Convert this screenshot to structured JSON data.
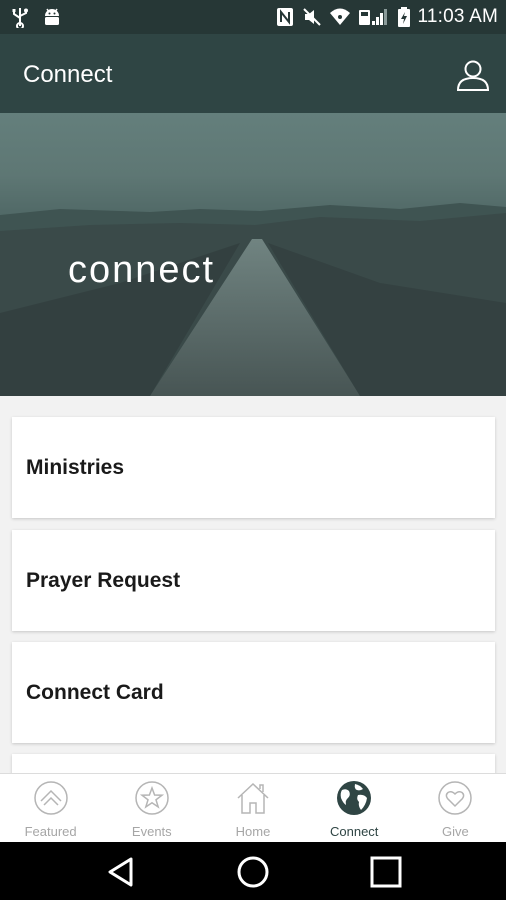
{
  "status_bar": {
    "time": "11:03 AM",
    "left_icons": [
      "usb-icon",
      "android-icon"
    ],
    "right_icons": [
      "nfc-icon",
      "mute-icon",
      "wifi-icon",
      "signal-icon",
      "battery-icon"
    ]
  },
  "app_bar": {
    "title": "Connect",
    "profile_icon": "person-icon"
  },
  "hero": {
    "title": "connect"
  },
  "list": {
    "items": [
      {
        "label": "Ministries"
      },
      {
        "label": "Prayer Request"
      },
      {
        "label": "Connect Card"
      },
      {
        "label": ""
      }
    ]
  },
  "bottom_nav": {
    "items": [
      {
        "label": "Featured",
        "icon": "chevron-up-circle-icon",
        "active": false
      },
      {
        "label": "Events",
        "icon": "star-circle-icon",
        "active": false
      },
      {
        "label": "Home",
        "icon": "home-icon",
        "active": false
      },
      {
        "label": "Connect",
        "icon": "globe-icon",
        "active": true
      },
      {
        "label": "Give",
        "icon": "heart-circle-icon",
        "active": false
      }
    ]
  },
  "colors": {
    "status_bar": "#263736",
    "app_bar": "#2f4544",
    "active_nav": "#2f4544",
    "inactive_nav": "#a6a6a6"
  }
}
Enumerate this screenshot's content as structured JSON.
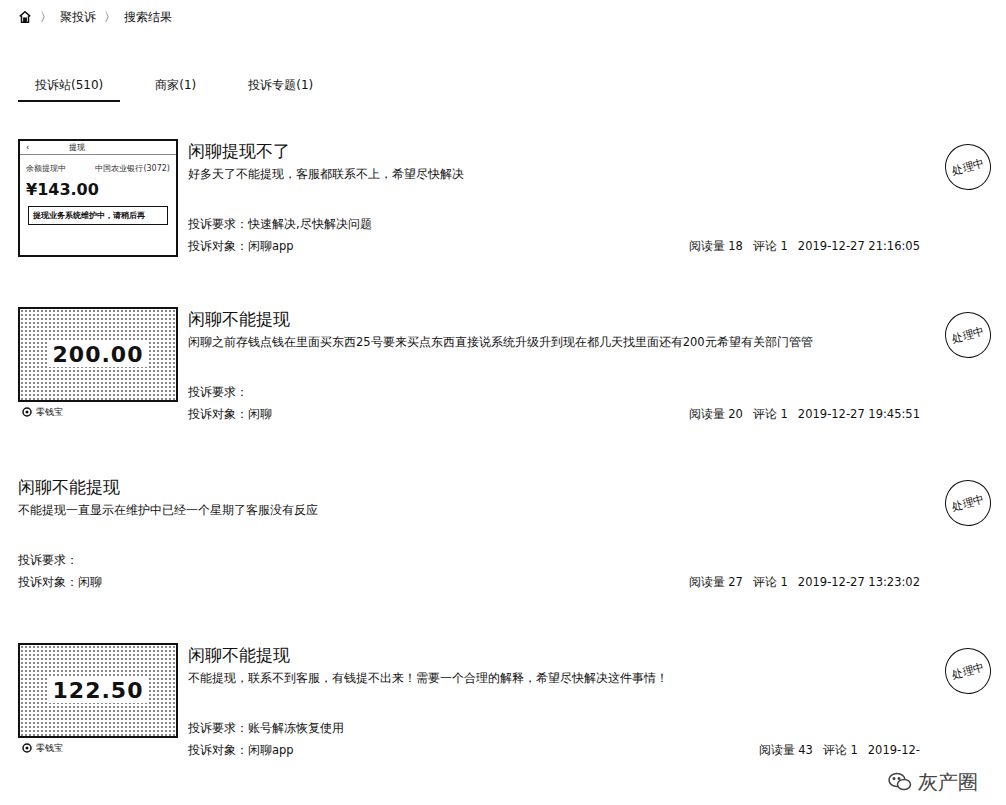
{
  "breadcrumb": {
    "separator": "〉",
    "items": [
      "聚投诉",
      "搜索结果"
    ]
  },
  "tabs": [
    {
      "label": "投诉站(510)",
      "selected": true
    },
    {
      "label": "商家(1)",
      "selected": false
    },
    {
      "label": "投诉专题(1)",
      "selected": false
    }
  ],
  "complaints": [
    {
      "title": "闲聊提现不了",
      "description": "好多天了不能提现，客服都联系不上，希望尽快解决",
      "requirementLabel": "投诉要求：",
      "requirement": "快速解决,尽快解决问题",
      "targetLabel": "投诉对象：",
      "target": "闲聊app",
      "readsLabel": "阅读量",
      "reads": "18",
      "commentsLabel": "评论",
      "comments": "1",
      "time": "2019-12-27 21:16:05",
      "status": "处理中",
      "thumbnail": {
        "kind": "screen",
        "header": "提现",
        "back": "‹",
        "lines": [
          "余额提现中",
          "中国农业银行(3072)"
        ],
        "amount": "¥143.00",
        "notice": "提现业务系统维护中，请稍后再"
      }
    },
    {
      "title": "闲聊不能提现",
      "description": "闲聊之前存钱点钱在里面买东西25号要来买点东西直接说系统升级升到现在都几天找里面还有200元希望有关部门管管",
      "requirementLabel": "投诉要求：",
      "requirement": "",
      "targetLabel": "投诉对象：",
      "target": "闲聊",
      "readsLabel": "阅读量",
      "reads": "20",
      "commentsLabel": "评论",
      "comments": "1",
      "time": "2019-12-27 19:45:51",
      "status": "处理中",
      "thumbnail": {
        "kind": "balance",
        "amount": "200.00",
        "caption": "零钱宝"
      }
    },
    {
      "title": "闲聊不能提现",
      "description": "不能提现一直显示在维护中已经一个星期了客服没有反应",
      "requirementLabel": "投诉要求：",
      "requirement": "",
      "targetLabel": "投诉对象：",
      "target": "闲聊",
      "readsLabel": "阅读量",
      "reads": "27",
      "commentsLabel": "评论",
      "comments": "1",
      "time": "2019-12-27 13:23:02",
      "status": "处理中",
      "thumbnail": null
    },
    {
      "title": "闲聊不能提现",
      "description": "不能提现，联系不到客服，有钱提不出来！需要一个合理的解释，希望尽快解决这件事情！",
      "requirementLabel": "投诉要求：",
      "requirement": "账号解冻恢复使用",
      "targetLabel": "投诉对象：",
      "target": "闲聊app",
      "readsLabel": "阅读量",
      "reads": "43",
      "commentsLabel": "评论",
      "comments": "1",
      "time": "2019-12-",
      "status": "处理中",
      "thumbnail": {
        "kind": "balance",
        "amount": "122.50",
        "caption": "零钱宝"
      }
    }
  ],
  "watermark": "灰产圈"
}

- - - - -

**GOAL:**
Look above for every line with the word "description" and copy it.

**RESULT FOR THIS TASK:**
      "description": "好多天了不能提现，客服都联系不上，希望尽快解决",
      "description": "闲聊之前存钱点钱在里面买东西25号要来买点东西直接说系统升级升到现在都几天找里面还有200元希望有关部门管管",
      "description": "不能提现一直显示在维护中已经一个星期了客服没有反应",
      "description": "不能提现，联系不到客服，有钱提不出来！需要一个合理的解释，希望尽快解决这件事情！",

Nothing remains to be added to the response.